Stored data>
↓

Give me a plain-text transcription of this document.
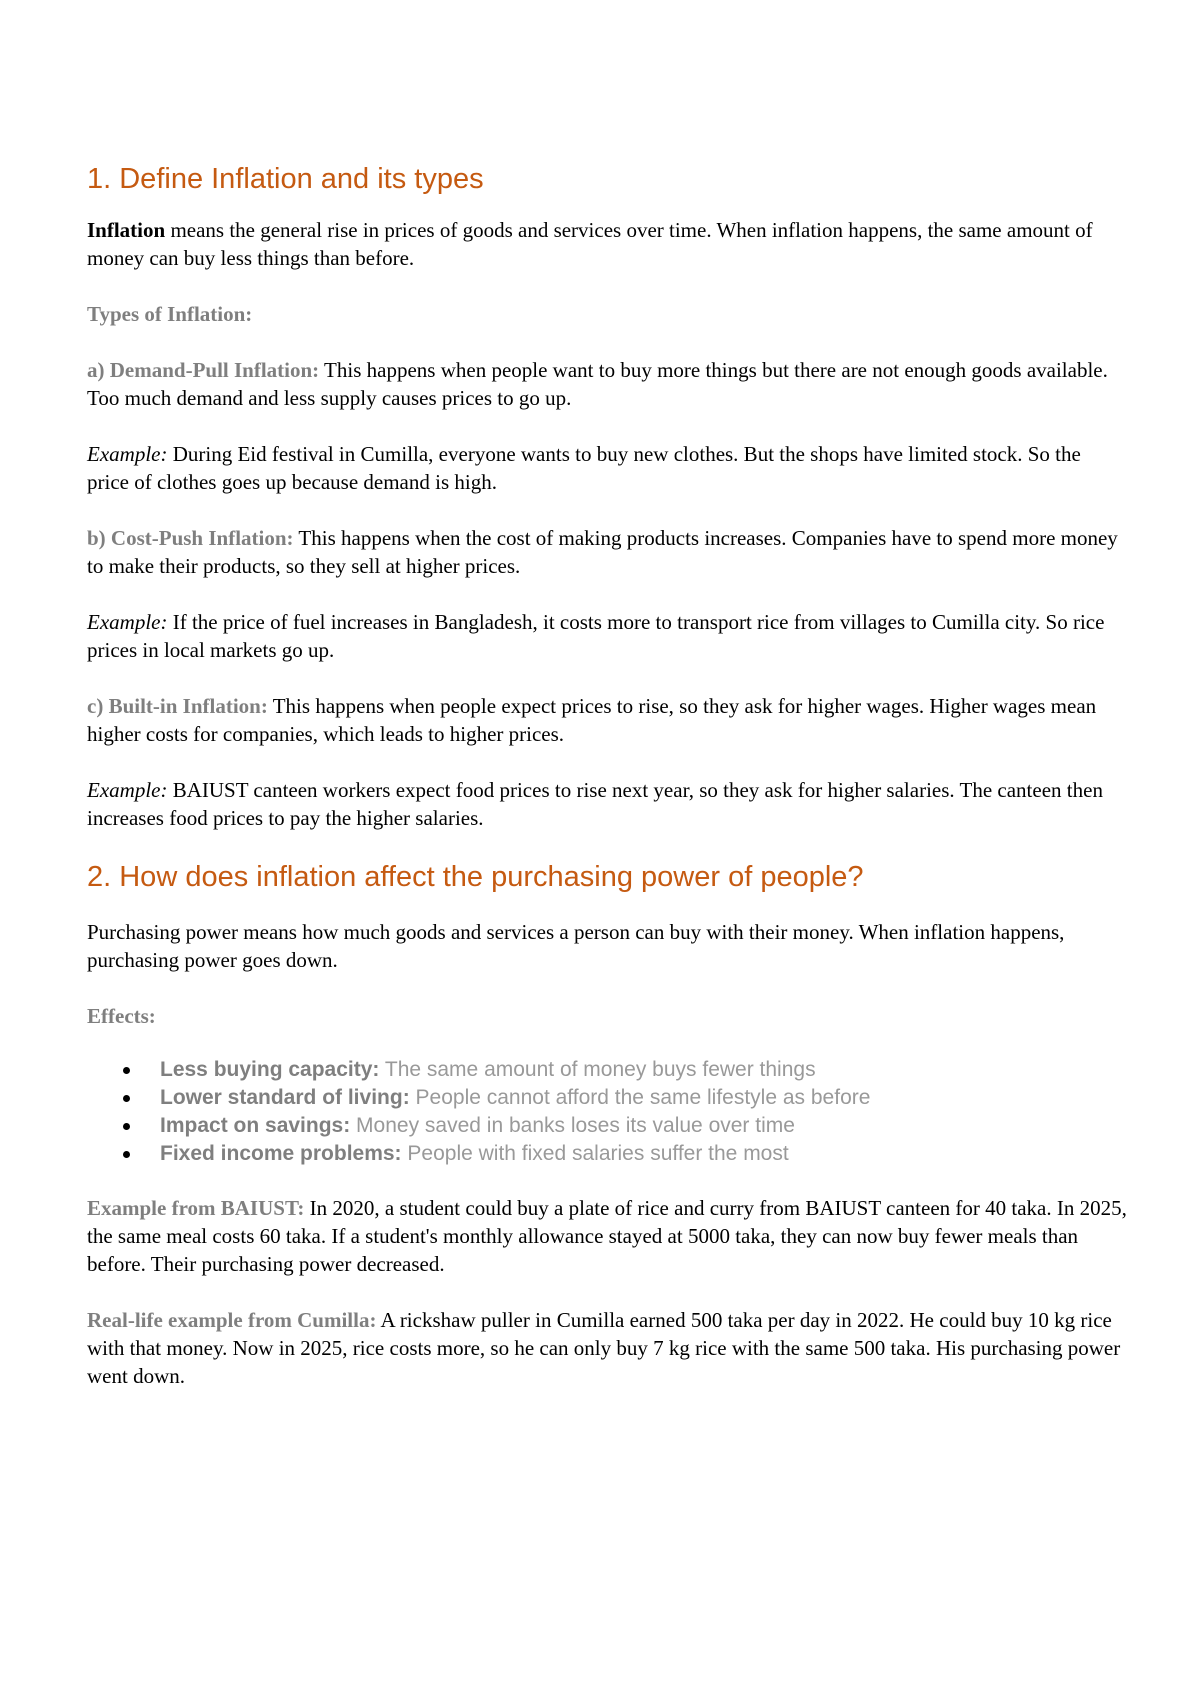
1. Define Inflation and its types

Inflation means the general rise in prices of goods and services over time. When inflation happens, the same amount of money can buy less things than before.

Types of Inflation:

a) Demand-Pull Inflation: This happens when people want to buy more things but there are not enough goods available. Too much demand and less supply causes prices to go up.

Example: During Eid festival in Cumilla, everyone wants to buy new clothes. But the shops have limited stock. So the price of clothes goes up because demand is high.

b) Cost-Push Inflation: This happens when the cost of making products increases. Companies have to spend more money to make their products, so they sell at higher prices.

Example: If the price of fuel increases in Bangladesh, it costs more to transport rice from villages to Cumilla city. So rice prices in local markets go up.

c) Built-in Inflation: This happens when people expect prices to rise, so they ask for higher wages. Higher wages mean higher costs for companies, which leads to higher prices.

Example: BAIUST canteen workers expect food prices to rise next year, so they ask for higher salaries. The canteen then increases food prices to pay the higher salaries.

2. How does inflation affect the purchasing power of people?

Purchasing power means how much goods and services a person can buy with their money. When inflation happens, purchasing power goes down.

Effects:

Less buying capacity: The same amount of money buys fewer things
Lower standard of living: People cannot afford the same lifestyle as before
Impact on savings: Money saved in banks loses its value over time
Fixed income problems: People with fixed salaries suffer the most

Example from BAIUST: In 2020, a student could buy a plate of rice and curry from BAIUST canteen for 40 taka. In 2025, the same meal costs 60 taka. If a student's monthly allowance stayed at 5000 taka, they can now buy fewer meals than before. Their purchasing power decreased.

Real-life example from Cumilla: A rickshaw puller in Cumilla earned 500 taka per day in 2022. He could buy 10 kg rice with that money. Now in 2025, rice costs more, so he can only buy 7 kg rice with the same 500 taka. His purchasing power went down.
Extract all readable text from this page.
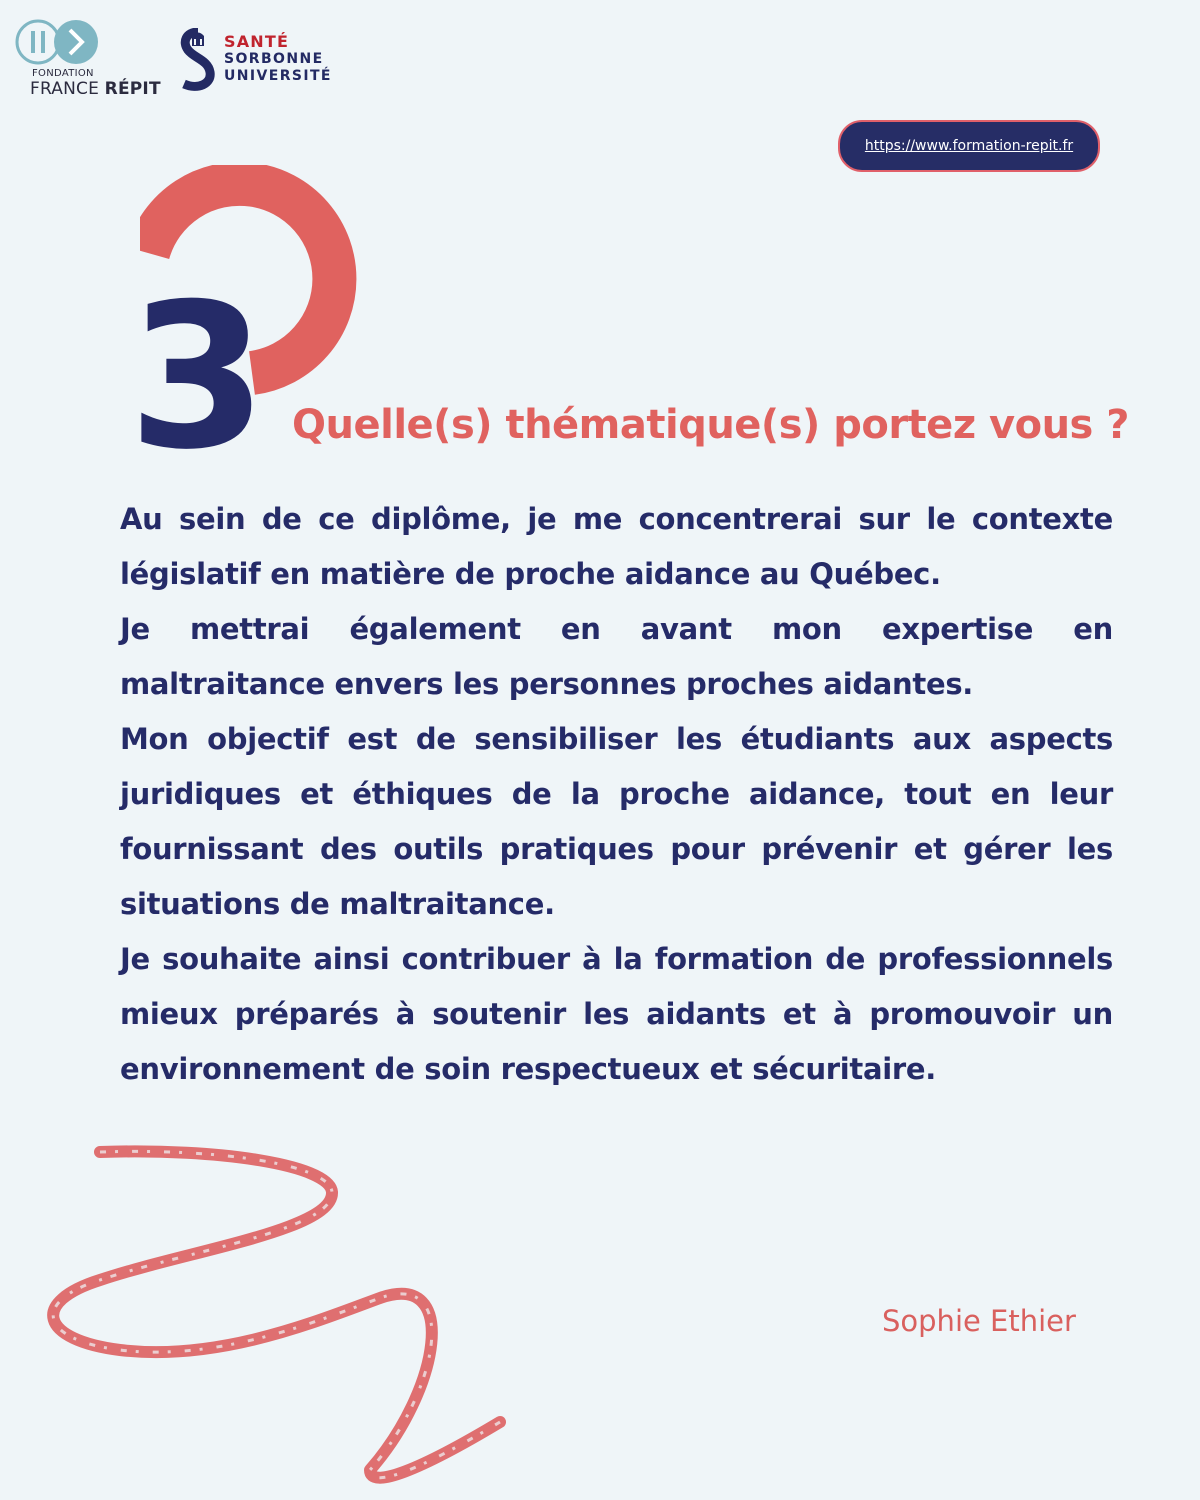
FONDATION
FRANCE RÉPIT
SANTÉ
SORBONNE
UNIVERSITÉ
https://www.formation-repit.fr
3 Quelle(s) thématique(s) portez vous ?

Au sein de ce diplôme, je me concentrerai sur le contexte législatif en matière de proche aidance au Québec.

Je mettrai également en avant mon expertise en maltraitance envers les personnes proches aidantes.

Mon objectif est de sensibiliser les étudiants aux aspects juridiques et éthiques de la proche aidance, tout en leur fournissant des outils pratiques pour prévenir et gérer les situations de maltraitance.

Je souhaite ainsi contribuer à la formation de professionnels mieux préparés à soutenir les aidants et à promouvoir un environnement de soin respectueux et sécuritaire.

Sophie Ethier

↑

Quote exactly the lines from the line that contains "Extract all readable text from this page." through the last line of the listing, please, leaving out all pictures.

Extract all readable text from this page.
FONDATION
FRANCE RÉPIT
SANTÉ
SORBONNE
UNIVERSITÉ
https://www.formation-repit.fr
3 Quelle(s) thématique(s) portez vous ?

Au sein de ce diplôme, je me concentrerai sur le contexte législatif en matière de proche aidance au Québec.

Je mettrai également en avant mon expertise en maltraitance envers les personnes proches aidantes.

Mon objectif est de sensibiliser les étudiants aux aspects juridiques et éthiques de la proche aidance, tout en leur fournissant des outils pratiques pour prévenir et gérer les situations de maltraitance.

Je souhaite ainsi contribuer à la formation de professionnels mieux préparés à soutenir les aidants et à promouvoir un environnement de soin respectueux et sécuritaire.

Sophie Ethier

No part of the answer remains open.